(Stored entries)
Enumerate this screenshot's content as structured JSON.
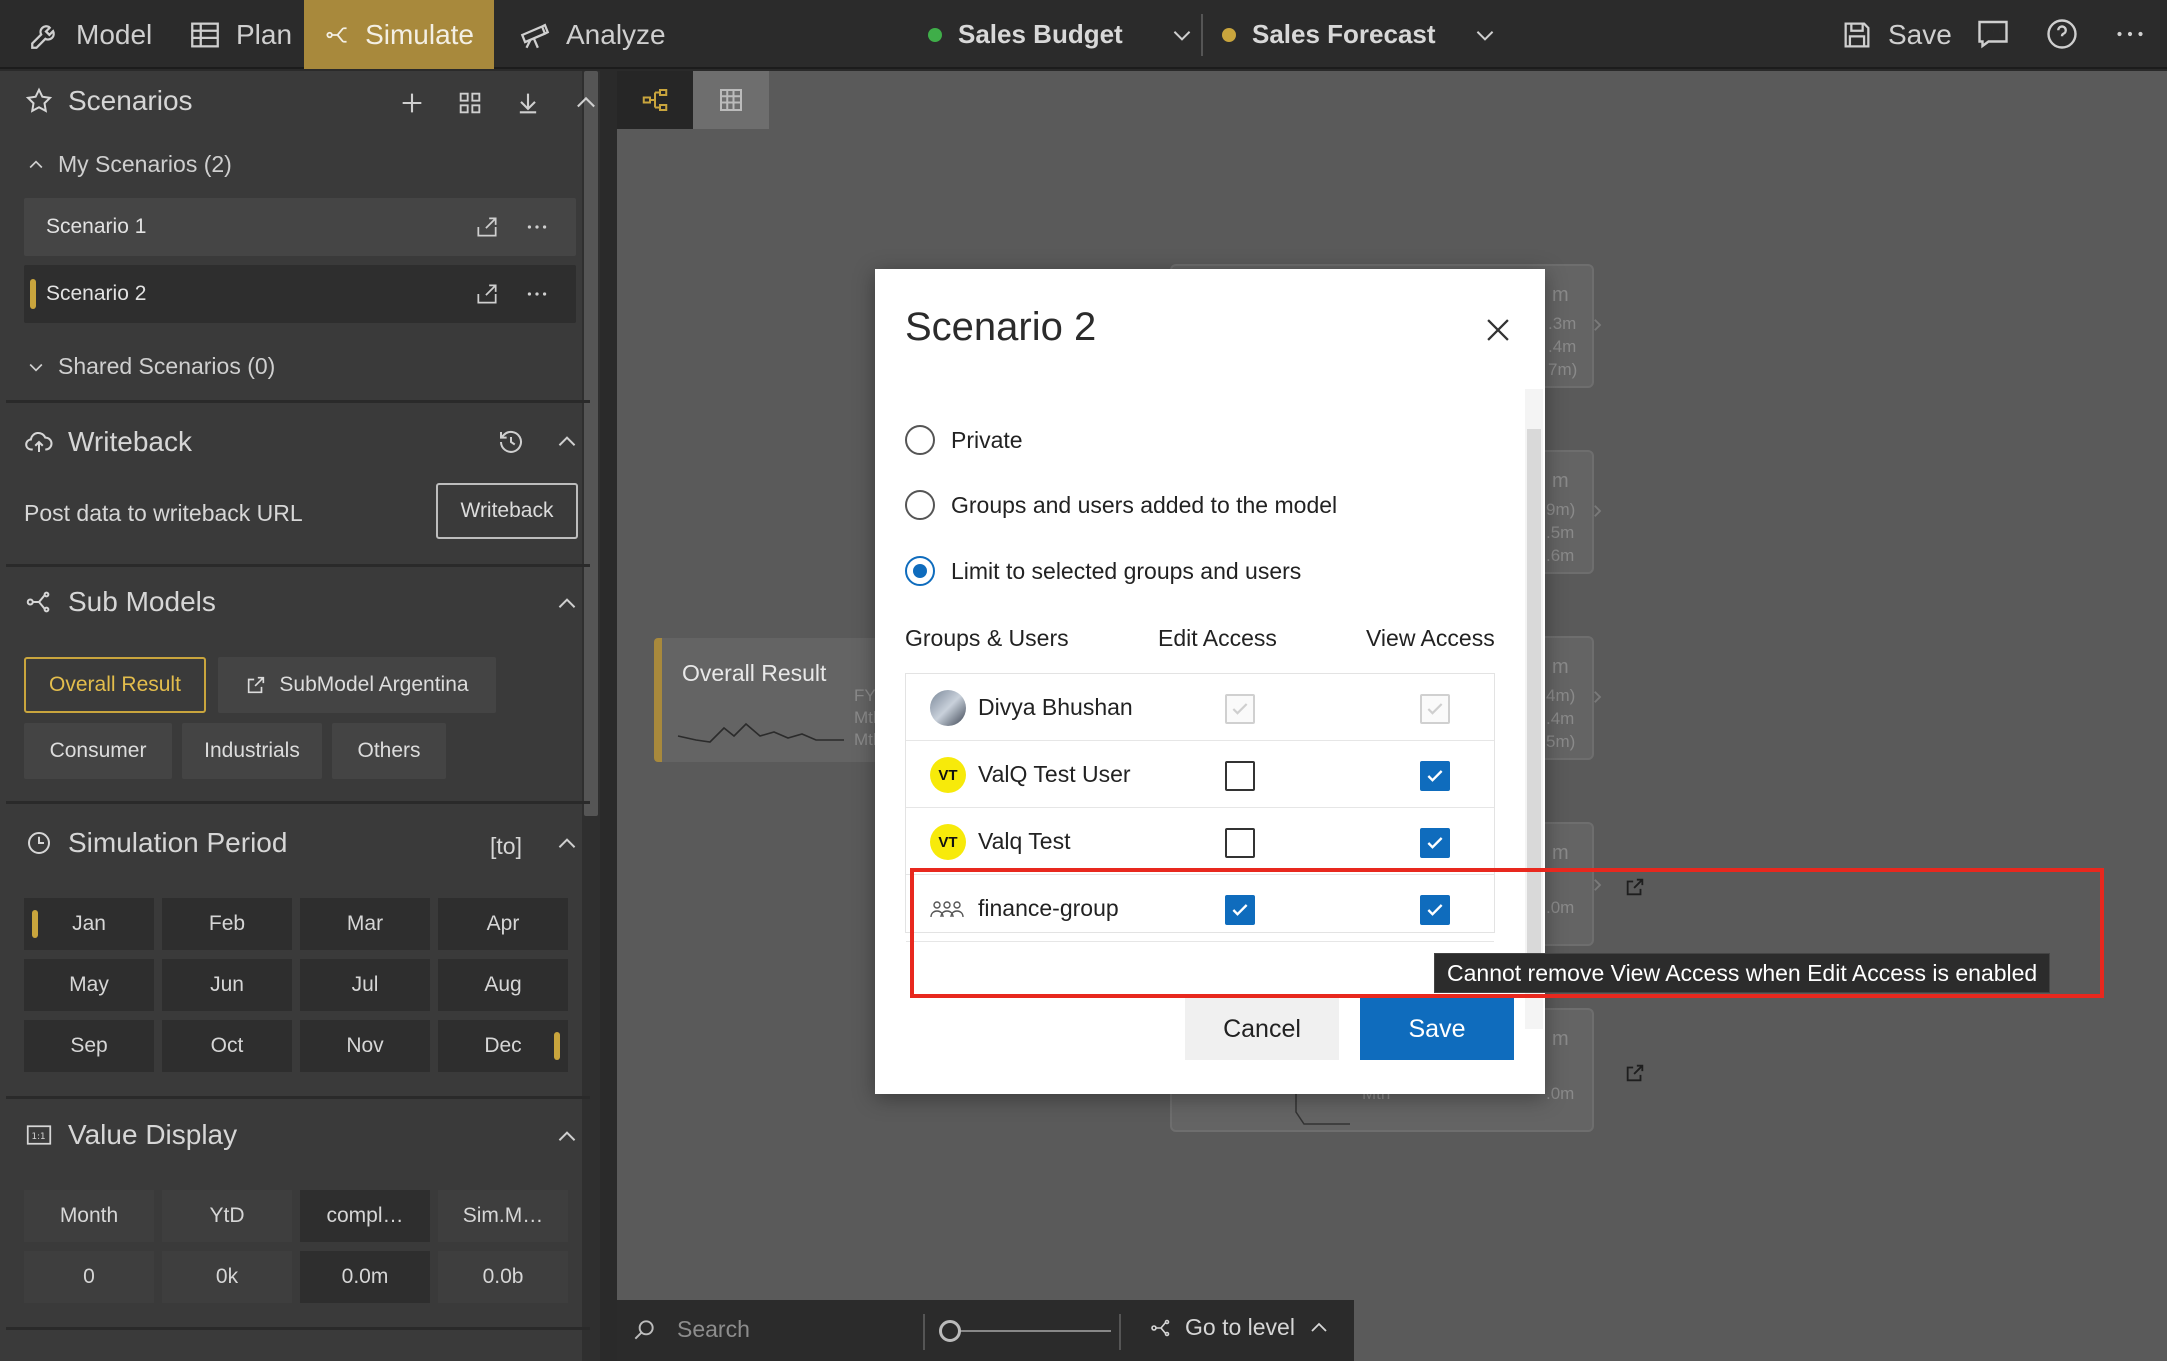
{
  "topbar": {
    "tabs": [
      {
        "label": "Model",
        "icon": "wrench-icon"
      },
      {
        "label": "Plan",
        "icon": "table-icon"
      },
      {
        "label": "Simulate",
        "icon": "branch-icon",
        "active": true
      },
      {
        "label": "Analyze",
        "icon": "telescope-icon"
      }
    ],
    "models": [
      {
        "label": "Sales Budget",
        "color": "#3fae49"
      },
      {
        "label": "Sales Forecast",
        "color": "#c9a53d"
      }
    ],
    "save_label": "Save"
  },
  "sidebar": {
    "scenarios": {
      "title": "Scenarios",
      "my_scenarios_label": "My Scenarios (2)",
      "items": [
        {
          "label": "Scenario 1"
        },
        {
          "label": "Scenario 2",
          "selected": true
        }
      ],
      "shared_label": "Shared Scenarios (0)"
    },
    "writeback": {
      "title": "Writeback",
      "description": "Post data to writeback URL",
      "button_label": "Writeback"
    },
    "submodels": {
      "title": "Sub Models",
      "items": [
        {
          "label": "Overall Result",
          "selected": true
        },
        {
          "label": "SubModel Argentina"
        },
        {
          "label": "Consumer"
        },
        {
          "label": "Industrials"
        },
        {
          "label": "Others"
        }
      ]
    },
    "simulation_period": {
      "title": "Simulation Period",
      "suffix": "[to]",
      "months": [
        "Jan",
        "Feb",
        "Mar",
        "Apr",
        "May",
        "Jun",
        "Jul",
        "Aug",
        "Sep",
        "Oct",
        "Nov",
        "Dec"
      ],
      "range_start": "Jan",
      "range_end": "Dec"
    },
    "value_display": {
      "title": "Value Display",
      "labels": [
        "Month",
        "YtD",
        "compl…",
        "Sim.M…"
      ],
      "values": [
        "0",
        "0k",
        "0.0m",
        "0.0b"
      ]
    }
  },
  "canvas": {
    "overall_node_title": "Overall Result",
    "overall_node_rows": [
      "FY V",
      "Mth",
      "Mth"
    ],
    "node_fragments": [
      {
        "unit": "m",
        "values": [
          ".3m",
          ".4m",
          "7m)"
        ]
      },
      {
        "unit": "m",
        "values": [
          "9m)",
          ".5m",
          ".6m"
        ]
      },
      {
        "unit": "m",
        "values": [
          "4m)",
          ".4m",
          "5m)"
        ]
      },
      {
        "unit": "m",
        "values": [
          ".0m"
        ]
      },
      {
        "unit": "m",
        "values": [
          "Mth",
          ".0m"
        ]
      }
    ]
  },
  "bottombar": {
    "search_placeholder": "Search",
    "goto_label": "Go to level"
  },
  "dialog": {
    "title": "Scenario 2",
    "options": [
      {
        "label": "Private",
        "selected": false
      },
      {
        "label": "Groups and users added to the model",
        "selected": false
      },
      {
        "label": "Limit to selected groups and users",
        "selected": true
      }
    ],
    "columns": [
      "Groups & Users",
      "Edit Access",
      "View Access"
    ],
    "rows": [
      {
        "name": "Divya Bhushan",
        "avatar": "photo",
        "edit": true,
        "view": true,
        "disabled": true
      },
      {
        "name": "ValQ Test User",
        "avatar": "VT",
        "edit": false,
        "view": true,
        "disabled": false
      },
      {
        "name": "Valq Test",
        "avatar": "VT",
        "edit": false,
        "view": true,
        "disabled": false
      },
      {
        "name": "finance-group",
        "avatar": "group-icon",
        "edit": true,
        "view": true,
        "disabled": false
      }
    ],
    "cancel_label": "Cancel",
    "save_label": "Save"
  },
  "tooltip": "Cannot remove View Access when Edit Access is enabled",
  "colors": {
    "accent_gold": "#c9a53d",
    "primary_blue": "#0f6cbd",
    "highlight_red": "#e8281e"
  }
}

Exercise:
Copy each line of the records containing the string "avatar".

In response:
        "avatar": "photo",
        "avatar": "VT",
        "avatar": "VT",
        "avatar": "group-icon",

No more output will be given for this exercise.